• _Exercise directions_
In the data that follows, find the line containing "What text is on this page?"; then quote that line and every line after it, exactly, through the last one.

• _Extracted data entries_
^^^^^^^^
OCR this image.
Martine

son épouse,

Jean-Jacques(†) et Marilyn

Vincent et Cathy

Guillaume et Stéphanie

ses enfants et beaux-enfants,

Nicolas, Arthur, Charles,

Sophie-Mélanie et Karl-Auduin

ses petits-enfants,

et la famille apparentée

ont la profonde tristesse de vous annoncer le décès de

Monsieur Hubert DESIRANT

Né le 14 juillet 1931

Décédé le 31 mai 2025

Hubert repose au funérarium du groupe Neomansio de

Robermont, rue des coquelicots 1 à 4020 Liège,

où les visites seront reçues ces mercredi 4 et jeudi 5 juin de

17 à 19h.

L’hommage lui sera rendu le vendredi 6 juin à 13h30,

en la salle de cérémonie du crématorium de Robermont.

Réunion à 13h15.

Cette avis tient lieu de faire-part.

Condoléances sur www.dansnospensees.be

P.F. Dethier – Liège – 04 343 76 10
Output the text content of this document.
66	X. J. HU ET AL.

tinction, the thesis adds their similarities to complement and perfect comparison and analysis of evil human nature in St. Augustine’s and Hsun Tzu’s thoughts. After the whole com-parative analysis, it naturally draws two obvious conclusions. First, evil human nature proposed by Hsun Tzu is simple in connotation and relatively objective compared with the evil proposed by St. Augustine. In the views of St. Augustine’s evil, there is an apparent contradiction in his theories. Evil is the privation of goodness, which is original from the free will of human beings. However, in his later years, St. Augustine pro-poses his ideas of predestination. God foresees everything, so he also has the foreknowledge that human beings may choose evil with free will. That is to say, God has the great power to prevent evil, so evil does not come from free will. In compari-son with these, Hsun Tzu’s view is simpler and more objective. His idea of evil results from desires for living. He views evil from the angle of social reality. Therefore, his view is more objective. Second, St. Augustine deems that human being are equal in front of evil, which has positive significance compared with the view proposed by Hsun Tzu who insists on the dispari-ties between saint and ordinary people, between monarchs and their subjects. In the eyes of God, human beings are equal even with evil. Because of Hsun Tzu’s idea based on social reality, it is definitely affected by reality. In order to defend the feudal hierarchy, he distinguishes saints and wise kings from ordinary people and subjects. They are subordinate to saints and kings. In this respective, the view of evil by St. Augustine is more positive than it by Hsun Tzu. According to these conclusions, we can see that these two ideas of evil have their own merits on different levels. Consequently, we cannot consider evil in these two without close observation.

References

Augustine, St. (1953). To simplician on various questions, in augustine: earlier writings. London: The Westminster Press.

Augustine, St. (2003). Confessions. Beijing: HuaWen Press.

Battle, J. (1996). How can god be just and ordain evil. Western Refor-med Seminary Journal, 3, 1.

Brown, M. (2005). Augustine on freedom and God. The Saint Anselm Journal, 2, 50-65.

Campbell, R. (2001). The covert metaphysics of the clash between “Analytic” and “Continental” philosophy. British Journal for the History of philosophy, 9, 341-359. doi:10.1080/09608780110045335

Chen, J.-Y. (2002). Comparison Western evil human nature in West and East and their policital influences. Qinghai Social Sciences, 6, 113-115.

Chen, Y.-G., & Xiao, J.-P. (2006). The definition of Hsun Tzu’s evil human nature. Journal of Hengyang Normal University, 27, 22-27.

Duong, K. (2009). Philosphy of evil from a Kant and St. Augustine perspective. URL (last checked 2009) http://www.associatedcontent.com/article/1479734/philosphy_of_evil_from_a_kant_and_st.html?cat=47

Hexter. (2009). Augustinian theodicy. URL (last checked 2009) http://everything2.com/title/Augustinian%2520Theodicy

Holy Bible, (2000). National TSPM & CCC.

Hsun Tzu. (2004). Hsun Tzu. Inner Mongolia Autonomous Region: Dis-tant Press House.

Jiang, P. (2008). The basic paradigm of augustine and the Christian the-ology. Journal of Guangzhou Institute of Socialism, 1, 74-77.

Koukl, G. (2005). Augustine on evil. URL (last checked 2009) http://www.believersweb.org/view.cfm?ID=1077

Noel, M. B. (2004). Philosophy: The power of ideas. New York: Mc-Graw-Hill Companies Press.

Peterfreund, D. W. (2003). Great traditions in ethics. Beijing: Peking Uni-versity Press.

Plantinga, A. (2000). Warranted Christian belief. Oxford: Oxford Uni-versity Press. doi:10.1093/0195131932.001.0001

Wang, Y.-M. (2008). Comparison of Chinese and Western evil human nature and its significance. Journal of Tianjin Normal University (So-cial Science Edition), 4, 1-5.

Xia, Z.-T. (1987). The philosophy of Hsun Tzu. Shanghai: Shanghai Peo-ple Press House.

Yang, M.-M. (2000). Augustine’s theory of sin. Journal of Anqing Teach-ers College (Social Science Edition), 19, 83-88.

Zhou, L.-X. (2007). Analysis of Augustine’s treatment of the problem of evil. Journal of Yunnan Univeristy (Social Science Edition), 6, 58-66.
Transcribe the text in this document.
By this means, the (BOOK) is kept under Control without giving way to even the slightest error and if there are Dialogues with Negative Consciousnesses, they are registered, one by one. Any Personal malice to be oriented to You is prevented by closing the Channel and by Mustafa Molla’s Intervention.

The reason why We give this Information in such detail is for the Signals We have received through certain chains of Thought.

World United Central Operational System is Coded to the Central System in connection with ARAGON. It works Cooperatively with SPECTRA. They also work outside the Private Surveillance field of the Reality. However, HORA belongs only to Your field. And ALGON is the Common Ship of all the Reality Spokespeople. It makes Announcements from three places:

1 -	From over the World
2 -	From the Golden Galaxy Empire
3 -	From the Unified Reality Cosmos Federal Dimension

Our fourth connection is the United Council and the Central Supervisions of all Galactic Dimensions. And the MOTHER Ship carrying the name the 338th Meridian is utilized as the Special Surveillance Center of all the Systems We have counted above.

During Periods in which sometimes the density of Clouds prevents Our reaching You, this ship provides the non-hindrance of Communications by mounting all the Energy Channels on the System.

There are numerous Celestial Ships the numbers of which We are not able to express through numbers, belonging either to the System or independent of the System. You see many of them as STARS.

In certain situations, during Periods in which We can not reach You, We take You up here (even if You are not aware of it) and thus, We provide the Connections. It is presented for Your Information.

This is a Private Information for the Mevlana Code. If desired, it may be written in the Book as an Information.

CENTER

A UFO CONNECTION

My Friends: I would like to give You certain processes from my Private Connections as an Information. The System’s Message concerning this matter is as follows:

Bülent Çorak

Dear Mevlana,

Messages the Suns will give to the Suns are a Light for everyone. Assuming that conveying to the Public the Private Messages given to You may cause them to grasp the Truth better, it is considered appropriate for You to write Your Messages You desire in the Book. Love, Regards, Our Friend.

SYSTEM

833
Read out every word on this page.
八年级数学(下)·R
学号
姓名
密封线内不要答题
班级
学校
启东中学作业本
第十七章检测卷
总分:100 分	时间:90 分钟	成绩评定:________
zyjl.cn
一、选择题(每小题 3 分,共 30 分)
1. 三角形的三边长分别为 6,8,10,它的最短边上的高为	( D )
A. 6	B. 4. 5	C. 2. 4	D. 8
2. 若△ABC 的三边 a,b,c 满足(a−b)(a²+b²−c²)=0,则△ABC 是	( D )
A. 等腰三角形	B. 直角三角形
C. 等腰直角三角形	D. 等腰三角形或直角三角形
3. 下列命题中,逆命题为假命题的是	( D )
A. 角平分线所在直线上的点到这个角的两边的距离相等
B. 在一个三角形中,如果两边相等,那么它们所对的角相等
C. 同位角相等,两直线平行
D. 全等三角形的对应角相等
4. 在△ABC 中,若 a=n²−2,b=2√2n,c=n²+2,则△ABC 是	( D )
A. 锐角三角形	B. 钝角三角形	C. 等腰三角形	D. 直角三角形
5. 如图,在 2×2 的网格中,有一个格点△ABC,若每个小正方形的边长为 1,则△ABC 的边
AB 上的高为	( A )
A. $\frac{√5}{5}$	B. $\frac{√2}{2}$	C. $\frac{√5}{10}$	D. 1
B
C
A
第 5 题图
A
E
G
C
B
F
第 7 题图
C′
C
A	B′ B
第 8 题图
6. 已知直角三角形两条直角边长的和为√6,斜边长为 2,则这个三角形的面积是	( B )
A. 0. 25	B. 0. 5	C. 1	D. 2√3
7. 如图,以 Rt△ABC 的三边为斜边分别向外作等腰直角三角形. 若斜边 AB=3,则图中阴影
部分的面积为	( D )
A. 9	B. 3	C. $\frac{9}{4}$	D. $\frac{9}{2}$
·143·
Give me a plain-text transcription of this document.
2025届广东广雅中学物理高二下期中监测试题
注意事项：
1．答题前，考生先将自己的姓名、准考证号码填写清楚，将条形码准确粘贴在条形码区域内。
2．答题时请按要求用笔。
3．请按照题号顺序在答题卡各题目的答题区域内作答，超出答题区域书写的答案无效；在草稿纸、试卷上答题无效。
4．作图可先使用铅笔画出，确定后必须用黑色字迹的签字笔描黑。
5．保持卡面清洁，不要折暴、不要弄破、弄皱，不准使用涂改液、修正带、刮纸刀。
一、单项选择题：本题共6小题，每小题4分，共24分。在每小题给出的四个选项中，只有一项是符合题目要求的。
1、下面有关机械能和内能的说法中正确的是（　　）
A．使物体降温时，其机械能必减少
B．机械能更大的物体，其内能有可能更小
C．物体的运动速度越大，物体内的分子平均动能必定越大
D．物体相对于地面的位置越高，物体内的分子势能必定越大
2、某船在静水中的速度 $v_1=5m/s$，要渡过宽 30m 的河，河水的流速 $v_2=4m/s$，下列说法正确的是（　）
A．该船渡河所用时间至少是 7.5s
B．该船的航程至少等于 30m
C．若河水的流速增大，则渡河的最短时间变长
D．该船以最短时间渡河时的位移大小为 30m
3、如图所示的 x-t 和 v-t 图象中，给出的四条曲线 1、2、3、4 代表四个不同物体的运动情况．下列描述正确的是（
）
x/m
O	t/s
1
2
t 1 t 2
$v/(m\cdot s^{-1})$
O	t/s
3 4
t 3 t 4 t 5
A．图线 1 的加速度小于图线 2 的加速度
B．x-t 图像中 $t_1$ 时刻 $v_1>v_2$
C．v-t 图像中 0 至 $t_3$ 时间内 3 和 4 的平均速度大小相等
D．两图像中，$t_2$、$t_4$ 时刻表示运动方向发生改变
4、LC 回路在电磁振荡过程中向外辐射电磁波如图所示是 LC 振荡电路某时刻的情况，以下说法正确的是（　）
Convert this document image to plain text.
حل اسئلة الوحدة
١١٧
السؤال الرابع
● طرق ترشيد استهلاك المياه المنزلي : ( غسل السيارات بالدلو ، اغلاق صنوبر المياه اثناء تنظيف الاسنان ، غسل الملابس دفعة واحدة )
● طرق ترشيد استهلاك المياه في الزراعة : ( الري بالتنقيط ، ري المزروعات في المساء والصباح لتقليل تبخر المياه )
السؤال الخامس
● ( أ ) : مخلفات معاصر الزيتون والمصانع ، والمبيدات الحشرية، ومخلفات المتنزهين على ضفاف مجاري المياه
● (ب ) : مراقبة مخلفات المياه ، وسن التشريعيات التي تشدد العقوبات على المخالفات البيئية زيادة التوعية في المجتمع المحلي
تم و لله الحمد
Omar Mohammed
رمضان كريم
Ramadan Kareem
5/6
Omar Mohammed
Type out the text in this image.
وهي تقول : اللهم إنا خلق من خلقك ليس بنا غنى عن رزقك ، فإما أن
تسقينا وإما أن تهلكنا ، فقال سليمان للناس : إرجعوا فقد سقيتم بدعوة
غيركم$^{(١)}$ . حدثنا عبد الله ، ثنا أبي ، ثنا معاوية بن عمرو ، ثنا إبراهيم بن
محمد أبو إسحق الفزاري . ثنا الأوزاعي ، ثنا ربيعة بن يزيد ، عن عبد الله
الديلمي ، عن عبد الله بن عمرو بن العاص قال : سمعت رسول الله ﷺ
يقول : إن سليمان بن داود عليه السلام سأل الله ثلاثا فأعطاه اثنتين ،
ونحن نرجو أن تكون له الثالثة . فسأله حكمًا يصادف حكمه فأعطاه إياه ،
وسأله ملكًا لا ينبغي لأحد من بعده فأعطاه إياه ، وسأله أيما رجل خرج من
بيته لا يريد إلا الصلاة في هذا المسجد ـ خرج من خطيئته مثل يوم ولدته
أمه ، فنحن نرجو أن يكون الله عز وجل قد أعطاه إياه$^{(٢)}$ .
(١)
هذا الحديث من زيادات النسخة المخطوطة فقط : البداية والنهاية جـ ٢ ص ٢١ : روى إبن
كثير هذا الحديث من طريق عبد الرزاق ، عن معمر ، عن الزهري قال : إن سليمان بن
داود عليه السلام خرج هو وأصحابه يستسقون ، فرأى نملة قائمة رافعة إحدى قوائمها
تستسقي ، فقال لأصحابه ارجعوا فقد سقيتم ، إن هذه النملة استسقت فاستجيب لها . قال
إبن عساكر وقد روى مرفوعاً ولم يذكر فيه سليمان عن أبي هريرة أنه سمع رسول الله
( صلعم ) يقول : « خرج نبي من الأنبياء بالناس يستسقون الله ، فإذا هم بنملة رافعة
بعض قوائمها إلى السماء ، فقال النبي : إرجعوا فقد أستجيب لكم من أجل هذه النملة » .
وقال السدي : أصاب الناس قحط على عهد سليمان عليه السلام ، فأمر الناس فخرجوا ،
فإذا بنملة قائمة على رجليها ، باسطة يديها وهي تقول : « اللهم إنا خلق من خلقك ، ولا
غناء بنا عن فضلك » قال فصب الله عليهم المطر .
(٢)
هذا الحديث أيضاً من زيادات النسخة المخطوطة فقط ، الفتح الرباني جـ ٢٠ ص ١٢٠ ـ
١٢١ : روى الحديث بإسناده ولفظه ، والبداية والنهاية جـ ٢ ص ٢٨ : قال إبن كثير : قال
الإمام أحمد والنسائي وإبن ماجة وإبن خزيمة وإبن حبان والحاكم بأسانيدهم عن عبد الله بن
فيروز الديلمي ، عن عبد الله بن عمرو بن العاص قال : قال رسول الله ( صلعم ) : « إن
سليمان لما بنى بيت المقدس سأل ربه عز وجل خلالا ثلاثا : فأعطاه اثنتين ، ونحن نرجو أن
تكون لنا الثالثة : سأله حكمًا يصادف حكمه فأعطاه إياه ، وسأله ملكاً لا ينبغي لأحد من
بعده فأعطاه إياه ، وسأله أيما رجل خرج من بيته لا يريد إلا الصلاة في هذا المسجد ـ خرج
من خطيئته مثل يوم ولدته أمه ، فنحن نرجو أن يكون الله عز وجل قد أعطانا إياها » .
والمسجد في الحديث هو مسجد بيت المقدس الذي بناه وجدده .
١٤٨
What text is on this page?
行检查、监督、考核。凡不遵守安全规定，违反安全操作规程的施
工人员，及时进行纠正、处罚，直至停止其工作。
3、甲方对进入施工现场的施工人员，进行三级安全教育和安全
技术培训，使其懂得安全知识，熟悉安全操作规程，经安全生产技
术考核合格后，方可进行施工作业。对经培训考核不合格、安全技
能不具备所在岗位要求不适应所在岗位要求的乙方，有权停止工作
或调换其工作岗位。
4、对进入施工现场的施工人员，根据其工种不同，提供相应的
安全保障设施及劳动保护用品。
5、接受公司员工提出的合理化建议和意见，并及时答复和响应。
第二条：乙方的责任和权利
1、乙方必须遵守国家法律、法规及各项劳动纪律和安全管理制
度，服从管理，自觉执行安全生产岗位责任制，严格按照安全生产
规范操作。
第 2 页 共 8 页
^^^^^^^^
• _Complete answer_
What text is on this page?
行检查、监督、考核。凡不遵守安全规定，违反安全操作规程的施
工人员，及时进行纠正、处罚，直至停止其工作。
3、甲方对进入施工现场的施工人员，进行三级安全教育和安全
技术培训，使其懂得安全知识，熟悉安全操作规程，经安全生产技
术考核合格后，方可进行施工作业。对经培训考核不合格、安全技
能不具备所在岗位要求不适应所在岗位要求的乙方，有权停止工作
或调换其工作岗位。
4、对进入施工现场的施工人员，根据其工种不同，提供相应的
安全保障设施及劳动保护用品。
5、接受公司员工提出的合理化建议和意见，并及时答复和响应。
第二条：乙方的责任和权利
1、乙方必须遵守国家法律、法规及各项劳动纪律和安全管理制
度，服从管理，自觉执行安全生产岗位责任制，严格按照安全生产
规范操作。
第 2 页 共 8 页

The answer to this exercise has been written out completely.